» Written task
Return these lines exactly as they appear, covering all of the material.

== Exercise input ==

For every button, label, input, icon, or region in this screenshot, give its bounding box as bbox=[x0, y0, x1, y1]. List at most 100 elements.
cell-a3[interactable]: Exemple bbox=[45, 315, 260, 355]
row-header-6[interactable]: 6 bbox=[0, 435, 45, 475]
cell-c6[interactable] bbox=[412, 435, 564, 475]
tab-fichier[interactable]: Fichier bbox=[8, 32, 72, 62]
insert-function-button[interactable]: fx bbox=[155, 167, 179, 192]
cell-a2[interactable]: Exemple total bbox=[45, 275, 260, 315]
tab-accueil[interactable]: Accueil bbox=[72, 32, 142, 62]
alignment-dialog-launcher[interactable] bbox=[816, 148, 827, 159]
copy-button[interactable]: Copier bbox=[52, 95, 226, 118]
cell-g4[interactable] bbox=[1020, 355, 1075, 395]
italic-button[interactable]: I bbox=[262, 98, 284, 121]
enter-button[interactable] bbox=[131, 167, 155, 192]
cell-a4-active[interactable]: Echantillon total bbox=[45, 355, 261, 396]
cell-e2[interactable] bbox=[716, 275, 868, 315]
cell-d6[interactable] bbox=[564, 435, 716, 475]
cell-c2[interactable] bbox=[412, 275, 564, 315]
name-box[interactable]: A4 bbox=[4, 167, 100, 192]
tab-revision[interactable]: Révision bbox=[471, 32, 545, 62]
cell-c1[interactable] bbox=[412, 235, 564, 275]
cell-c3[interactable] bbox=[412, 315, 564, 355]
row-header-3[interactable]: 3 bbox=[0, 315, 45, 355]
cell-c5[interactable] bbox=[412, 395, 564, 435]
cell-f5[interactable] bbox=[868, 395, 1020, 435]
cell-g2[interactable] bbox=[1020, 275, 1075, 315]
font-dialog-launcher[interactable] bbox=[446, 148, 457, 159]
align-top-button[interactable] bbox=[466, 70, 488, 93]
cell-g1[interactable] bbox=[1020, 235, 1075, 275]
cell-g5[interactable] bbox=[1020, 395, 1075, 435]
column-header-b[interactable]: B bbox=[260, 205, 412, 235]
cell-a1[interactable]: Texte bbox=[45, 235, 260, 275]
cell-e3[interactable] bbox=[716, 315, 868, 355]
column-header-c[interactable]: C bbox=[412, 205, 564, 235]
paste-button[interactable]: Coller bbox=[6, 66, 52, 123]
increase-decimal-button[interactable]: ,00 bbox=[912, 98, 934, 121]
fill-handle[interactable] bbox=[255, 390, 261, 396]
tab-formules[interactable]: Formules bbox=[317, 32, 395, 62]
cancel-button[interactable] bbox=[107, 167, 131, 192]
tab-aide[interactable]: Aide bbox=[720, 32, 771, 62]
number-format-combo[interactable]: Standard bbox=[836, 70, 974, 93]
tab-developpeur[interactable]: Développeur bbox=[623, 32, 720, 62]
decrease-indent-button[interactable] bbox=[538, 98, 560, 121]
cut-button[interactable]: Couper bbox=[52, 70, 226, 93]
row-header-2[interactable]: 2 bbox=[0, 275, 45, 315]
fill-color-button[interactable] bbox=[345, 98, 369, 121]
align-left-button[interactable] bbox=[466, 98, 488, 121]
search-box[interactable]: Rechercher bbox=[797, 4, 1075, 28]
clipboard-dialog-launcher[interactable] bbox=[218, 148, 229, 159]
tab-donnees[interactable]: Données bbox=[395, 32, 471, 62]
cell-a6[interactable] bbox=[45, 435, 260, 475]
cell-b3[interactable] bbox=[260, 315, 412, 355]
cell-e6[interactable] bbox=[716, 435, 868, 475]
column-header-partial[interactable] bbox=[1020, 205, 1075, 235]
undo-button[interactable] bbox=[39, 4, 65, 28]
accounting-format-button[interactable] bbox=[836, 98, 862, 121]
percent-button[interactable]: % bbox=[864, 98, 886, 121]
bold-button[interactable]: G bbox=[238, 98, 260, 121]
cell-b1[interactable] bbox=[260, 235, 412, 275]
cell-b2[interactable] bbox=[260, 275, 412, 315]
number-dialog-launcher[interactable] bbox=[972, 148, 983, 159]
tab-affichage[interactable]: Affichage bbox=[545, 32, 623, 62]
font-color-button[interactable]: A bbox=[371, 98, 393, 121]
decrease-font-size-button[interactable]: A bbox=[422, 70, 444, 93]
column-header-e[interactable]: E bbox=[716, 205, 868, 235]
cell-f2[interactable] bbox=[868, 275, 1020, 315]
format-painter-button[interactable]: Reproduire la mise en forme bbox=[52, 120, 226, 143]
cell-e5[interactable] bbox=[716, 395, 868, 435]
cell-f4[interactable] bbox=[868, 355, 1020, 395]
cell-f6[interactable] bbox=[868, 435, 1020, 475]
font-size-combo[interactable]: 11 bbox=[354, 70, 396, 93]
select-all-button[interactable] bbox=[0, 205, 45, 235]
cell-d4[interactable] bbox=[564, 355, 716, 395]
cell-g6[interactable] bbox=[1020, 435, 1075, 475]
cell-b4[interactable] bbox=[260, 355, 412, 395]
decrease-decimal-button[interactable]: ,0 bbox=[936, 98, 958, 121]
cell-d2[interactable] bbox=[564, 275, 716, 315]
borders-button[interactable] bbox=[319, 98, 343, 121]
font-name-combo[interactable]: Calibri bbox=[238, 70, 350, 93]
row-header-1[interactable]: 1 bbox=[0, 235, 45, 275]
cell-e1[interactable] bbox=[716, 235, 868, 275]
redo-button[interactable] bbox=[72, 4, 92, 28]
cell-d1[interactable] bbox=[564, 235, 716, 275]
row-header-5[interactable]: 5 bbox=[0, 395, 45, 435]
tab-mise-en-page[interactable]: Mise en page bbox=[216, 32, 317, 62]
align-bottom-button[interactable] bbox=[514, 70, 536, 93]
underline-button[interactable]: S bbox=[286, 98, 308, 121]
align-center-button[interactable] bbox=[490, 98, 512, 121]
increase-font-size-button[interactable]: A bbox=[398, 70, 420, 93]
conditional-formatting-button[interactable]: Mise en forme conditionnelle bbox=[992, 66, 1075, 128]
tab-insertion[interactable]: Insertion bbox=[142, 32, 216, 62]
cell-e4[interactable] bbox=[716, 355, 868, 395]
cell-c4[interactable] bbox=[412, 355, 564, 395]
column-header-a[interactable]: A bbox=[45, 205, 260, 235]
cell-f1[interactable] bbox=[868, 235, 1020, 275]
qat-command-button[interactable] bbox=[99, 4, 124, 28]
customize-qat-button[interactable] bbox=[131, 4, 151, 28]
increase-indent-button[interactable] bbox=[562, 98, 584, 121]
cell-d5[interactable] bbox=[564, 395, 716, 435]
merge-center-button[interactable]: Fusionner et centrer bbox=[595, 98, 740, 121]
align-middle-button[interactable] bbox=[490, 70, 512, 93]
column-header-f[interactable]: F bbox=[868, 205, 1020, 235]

===

» Exercise result
For every button, label, input, icon, or region in this screenshot, give its bounding box as bbox=[x0, y0, x1, y1]. List at most 100 elements.
cell-a3[interactable]: Exemple bbox=[45, 315, 260, 355]
row-header-6[interactable]: 6 bbox=[0, 435, 45, 475]
cell-c6[interactable] bbox=[412, 435, 564, 475]
tab-fichier[interactable]: Fichier bbox=[8, 32, 72, 62]
insert-function-button[interactable]: fx bbox=[155, 167, 179, 192]
cell-a2[interactable]: Exemple total bbox=[45, 275, 260, 315]
tab-accueil[interactable]: Accueil bbox=[72, 32, 142, 62]
alignment-dialog-launcher[interactable] bbox=[816, 148, 827, 159]
copy-button[interactable]: Copier bbox=[52, 95, 226, 118]
cell-g4[interactable] bbox=[1020, 355, 1075, 395]
italic-button[interactable]: I bbox=[262, 98, 284, 121]
enter-button[interactable] bbox=[131, 167, 155, 192]
cell-a4-active[interactable]: Echantillon total bbox=[45, 355, 261, 396]
cell-e2[interactable] bbox=[716, 275, 868, 315]
cell-d6[interactable] bbox=[564, 435, 716, 475]
cell-c2[interactable] bbox=[412, 275, 564, 315]
name-box[interactable]: A4 bbox=[4, 167, 100, 192]
tab-revision[interactable]: Révision bbox=[471, 32, 545, 62]
cell-c1[interactable] bbox=[412, 235, 564, 275]
cell-c3[interactable] bbox=[412, 315, 564, 355]
row-header-3[interactable]: 3 bbox=[0, 315, 45, 355]
cell-c5[interactable] bbox=[412, 395, 564, 435]
cell-f5[interactable] bbox=[868, 395, 1020, 435]
cell-g2[interactable] bbox=[1020, 275, 1075, 315]
font-dialog-launcher[interactable] bbox=[446, 148, 457, 159]
align-top-button[interactable] bbox=[466, 70, 488, 93]
cell-g1[interactable] bbox=[1020, 235, 1075, 275]
cell-g5[interactable] bbox=[1020, 395, 1075, 435]
column-header-b[interactable]: B bbox=[260, 205, 412, 235]
cell-a1[interactable]: Texte bbox=[45, 235, 260, 275]
cell-e3[interactable] bbox=[716, 315, 868, 355]
column-header-c[interactable]: C bbox=[412, 205, 564, 235]
paste-button[interactable]: Coller bbox=[6, 66, 52, 123]
increase-decimal-button[interactable]: ,00 bbox=[912, 98, 934, 121]
fill-handle[interactable] bbox=[255, 390, 261, 396]
tab-formules[interactable]: Formules bbox=[317, 32, 395, 62]
cancel-button[interactable] bbox=[107, 167, 131, 192]
tab-aide[interactable]: Aide bbox=[720, 32, 771, 62]
number-format-combo[interactable]: Standard bbox=[836, 70, 974, 93]
tab-developpeur[interactable]: Développeur bbox=[623, 32, 720, 62]
decrease-indent-button[interactable] bbox=[538, 98, 560, 121]
cut-button[interactable]: Couper bbox=[52, 70, 226, 93]
row-header-2[interactable]: 2 bbox=[0, 275, 45, 315]
fill-color-button[interactable] bbox=[345, 98, 369, 121]
align-left-button[interactable] bbox=[466, 98, 488, 121]
search-box[interactable]: Rechercher bbox=[797, 4, 1075, 28]
clipboard-dialog-launcher[interactable] bbox=[218, 148, 229, 159]
tab-donnees[interactable]: Données bbox=[395, 32, 471, 62]
cell-a6[interactable] bbox=[45, 435, 260, 475]
cell-b3[interactable] bbox=[260, 315, 412, 355]
cell-e6[interactable] bbox=[716, 435, 868, 475]
column-header-partial[interactable] bbox=[1020, 205, 1075, 235]
undo-button[interactable] bbox=[39, 4, 65, 28]
accounting-format-button[interactable] bbox=[836, 98, 862, 121]
percent-button[interactable]: % bbox=[864, 98, 886, 121]
bold-button[interactable]: G bbox=[238, 98, 260, 121]
cell-b1[interactable] bbox=[260, 235, 412, 275]
cell-b2[interactable] bbox=[260, 275, 412, 315]
number-dialog-launcher[interactable] bbox=[972, 148, 983, 159]
tab-affichage[interactable]: Affichage bbox=[545, 32, 623, 62]
font-color-button[interactable]: A bbox=[371, 98, 393, 121]
decrease-font-size-button[interactable]: A bbox=[422, 70, 444, 93]
column-header-e[interactable]: E bbox=[716, 205, 868, 235]
cell-f2[interactable] bbox=[868, 275, 1020, 315]
format-painter-button[interactable]: Reproduire la mise en forme bbox=[52, 120, 226, 143]
cell-e5[interactable] bbox=[716, 395, 868, 435]
cell-f4[interactable] bbox=[868, 355, 1020, 395]
cell-f6[interactable] bbox=[868, 435, 1020, 475]
font-size-combo[interactable]: 11 bbox=[354, 70, 396, 93]
select-all-button[interactable] bbox=[0, 205, 45, 235]
cell-d4[interactable] bbox=[564, 355, 716, 395]
cell-g6[interactable] bbox=[1020, 435, 1075, 475]
cell-b4[interactable] bbox=[260, 355, 412, 395]
decrease-decimal-button[interactable]: ,0 bbox=[936, 98, 958, 121]
cell-d2[interactable] bbox=[564, 275, 716, 315]
borders-button[interactable] bbox=[319, 98, 343, 121]
font-name-combo[interactable]: Calibri bbox=[238, 70, 350, 93]
row-header-1[interactable]: 1 bbox=[0, 235, 45, 275]
cell-e1[interactable] bbox=[716, 235, 868, 275]
redo-button[interactable] bbox=[72, 4, 92, 28]
cell-d1[interactable] bbox=[564, 235, 716, 275]
row-header-5[interactable]: 5 bbox=[0, 395, 45, 435]
tab-mise-en-page[interactable]: Mise en page bbox=[216, 32, 317, 62]
align-bottom-button[interactable] bbox=[514, 70, 536, 93]
underline-button[interactable]: S bbox=[286, 98, 308, 121]
align-center-button[interactable] bbox=[490, 98, 512, 121]
increase-font-size-button[interactable]: A bbox=[398, 70, 420, 93]
conditional-formatting-button[interactable]: Mise en forme conditionnelle bbox=[992, 66, 1075, 128]
tab-insertion[interactable]: Insertion bbox=[142, 32, 216, 62]
cell-e4[interactable] bbox=[716, 355, 868, 395]
cell-c4[interactable] bbox=[412, 355, 564, 395]
column-header-a[interactable]: A bbox=[45, 205, 260, 235]
cell-f1[interactable] bbox=[868, 235, 1020, 275]
qat-command-button[interactable] bbox=[99, 4, 124, 28]
customize-qat-button[interactable] bbox=[131, 4, 151, 28]
increase-indent-button[interactable] bbox=[562, 98, 584, 121]
cell-d5[interactable] bbox=[564, 395, 716, 435]
merge-center-button[interactable]: Fusionner et centrer bbox=[595, 98, 740, 121]
align-middle-button[interactable] bbox=[490, 70, 512, 93]
column-header-f[interactable]: F bbox=[868, 205, 1020, 235]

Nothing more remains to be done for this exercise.